BEGIN Entries shown

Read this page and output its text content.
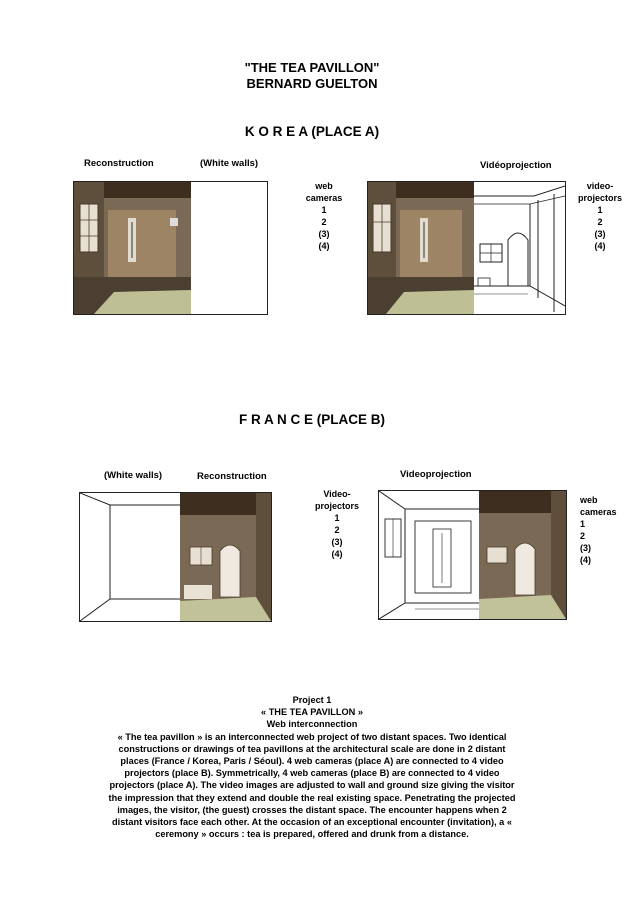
"THE TEA PAVILLON"
BERNARD GUELTON
K O R E A (PLACE A)
Reconstruction	(White walls)	Vidéoprojection
web
cameras
1
2
(3)
(4)
video-
projectors
1
2
(3)
(4)
F R A N C E (PLACE B)
(White walls)	Reconstruction	Videoprojection
Video-
projectors
1
2
(3)
(4)
web
cameras
1
2
(3)
(4)
Project 1
« THE TEA PAVILLON »
Web interconnection
« The tea pavillon » is an interconnected web project of two distant spaces. Two identical
constructions or drawings of tea pavillons at the architectural scale are done in 2 distant
places (France / Korea, Paris / Séoul). 4 web cameras (place A) are connected to 4 video
projectors (place B). Symmetrically, 4 web cameras (place B) are connected to 4 video
projectors (place A). The video images are adjusted to wall and ground size giving the visitor
the impression that they extend and double the real existing space. Penetrating the projected
images, the visitor, (the guest) crosses the distant space. The encounter happens when 2
distant visitors face each other. At the occasion of an exceptional encounter (invitation), a «
ceremony » occurs : tea is prepared, offered and drunk from a distance.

END Entries shown

→ What is needed:
In the records above, locate the lines holding the word "encounter". Copy each of them.

→ Result of this exercise:
images, the visitor, (the guest) crosses the distant space. The encounter happens when 2
distant visitors face each other. At the occasion of an exceptional encounter (invitation), a «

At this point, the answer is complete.